**DATA SHOWN**
^^^^
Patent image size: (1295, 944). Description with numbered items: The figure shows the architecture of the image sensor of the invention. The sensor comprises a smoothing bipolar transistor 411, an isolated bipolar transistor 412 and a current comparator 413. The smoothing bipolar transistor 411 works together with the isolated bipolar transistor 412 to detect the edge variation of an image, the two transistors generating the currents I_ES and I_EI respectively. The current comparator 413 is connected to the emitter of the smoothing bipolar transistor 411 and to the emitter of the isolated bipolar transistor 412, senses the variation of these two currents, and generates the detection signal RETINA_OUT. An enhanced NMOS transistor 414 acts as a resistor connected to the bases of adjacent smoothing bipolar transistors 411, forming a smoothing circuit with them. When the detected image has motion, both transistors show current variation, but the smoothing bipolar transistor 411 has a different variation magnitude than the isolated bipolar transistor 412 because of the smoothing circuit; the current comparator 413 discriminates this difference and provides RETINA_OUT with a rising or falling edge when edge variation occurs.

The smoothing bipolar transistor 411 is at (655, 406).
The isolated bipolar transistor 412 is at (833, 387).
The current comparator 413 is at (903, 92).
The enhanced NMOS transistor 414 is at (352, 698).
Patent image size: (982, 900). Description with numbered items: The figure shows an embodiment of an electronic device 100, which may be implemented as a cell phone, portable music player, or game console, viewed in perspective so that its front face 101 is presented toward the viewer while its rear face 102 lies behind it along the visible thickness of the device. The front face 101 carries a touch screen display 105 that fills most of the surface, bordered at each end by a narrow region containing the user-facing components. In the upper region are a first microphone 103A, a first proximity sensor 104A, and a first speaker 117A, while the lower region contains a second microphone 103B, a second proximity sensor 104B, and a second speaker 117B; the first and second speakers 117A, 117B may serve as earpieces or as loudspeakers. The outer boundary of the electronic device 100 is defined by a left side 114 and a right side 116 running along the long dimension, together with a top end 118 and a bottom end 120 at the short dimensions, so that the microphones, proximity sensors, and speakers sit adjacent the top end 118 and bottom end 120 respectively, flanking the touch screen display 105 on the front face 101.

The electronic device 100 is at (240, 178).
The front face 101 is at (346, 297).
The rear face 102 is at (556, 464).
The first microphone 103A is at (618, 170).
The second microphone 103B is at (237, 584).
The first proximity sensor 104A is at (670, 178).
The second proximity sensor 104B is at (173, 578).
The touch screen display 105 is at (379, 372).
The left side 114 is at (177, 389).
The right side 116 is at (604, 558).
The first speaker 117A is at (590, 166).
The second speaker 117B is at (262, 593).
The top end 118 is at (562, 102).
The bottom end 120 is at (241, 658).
^^^^
Rewrite all of the records above, replacing "figure" with "drawing" and leaving everything else unchanged.

**OUTPUT OF THE EXERCISE**
Patent image size: (1295, 944). Description with numbered items: The drawing shows the architecture of the image sensor of the invention. The sensor comprises a smoothing bipolar transistor 411, an isolated bipolar transistor 412 and a current comparator 413. The smoothing bipolar transistor 411 works together with the isolated bipolar transistor 412 to detect the edge variation of an image, the two transistors generating the currents I_ES and I_EI respectively. The current comparator 413 is connected to the emitter of the smoothing bipolar transistor 411 and to the emitter of the isolated bipolar transistor 412, senses the variation of these two currents, and generates the detection signal RETINA_OUT. An enhanced NMOS transistor 414 acts as a resistor connected to the bases of adjacent smoothing bipolar transistors 411, forming a smoothing circuit with them. When the detected image has motion, both transistors show current variation, but the smoothing bipolar transistor 411 has a different variation magnitude than the isolated bipolar transistor 412 because of the smoothing circuit; the current comparator 413 discriminates this difference and provides RETINA_OUT with a rising or falling edge when edge variation occurs.

The smoothing bipolar transistor 411 is at (655, 406).
The isolated bipolar transistor 412 is at (833, 387).
The current comparator 413 is at (903, 92).
The enhanced NMOS transistor 414 is at (352, 698).
Patent image size: (982, 900). Description with numbered items: The drawing shows an embodiment of an electronic device 100, which may be implemented as a cell phone, portable music player, or game console, viewed in perspective so that its front face 101 is presented toward the viewer while its rear face 102 lies behind it along the visible thickness of the device. The front face 101 carries a touch screen display 105 that fills most of the surface, bordered at each end by a narrow region containing the user-facing components. In the upper region are a first microphone 103A, a first proximity sensor 104A, and a first speaker 117A, while the lower region contains a second microphone 103B, a second proximity sensor 104B, and a second speaker 117B; the first and second speakers 117A, 117B may serve as earpieces or as loudspeakers. The outer boundary of the electronic device 100 is defined by a left side 114 and a right side 116 running along the long dimension, together with a top end 118 and a bottom end 120 at the short dimensions, so that the microphones, proximity sensors, and speakers sit adjacent the top end 118 and bottom end 120 respectively, flanking the touch screen display 105 on the front face 101.

The electronic device 100 is at (240, 178).
The front face 101 is at (346, 297).
The rear face 102 is at (556, 464).
The first microphone 103A is at (618, 170).
The second microphone 103B is at (237, 584).
The first proximity sensor 104A is at (670, 178).
The second proximity sensor 104B is at (173, 578).
The touch screen display 105 is at (379, 372).
The left side 114 is at (177, 389).
The right side 116 is at (604, 558).
The first speaker 117A is at (590, 166).
The second speaker 117B is at (262, 593).
The top end 118 is at (562, 102).
The bottom end 120 is at (241, 658).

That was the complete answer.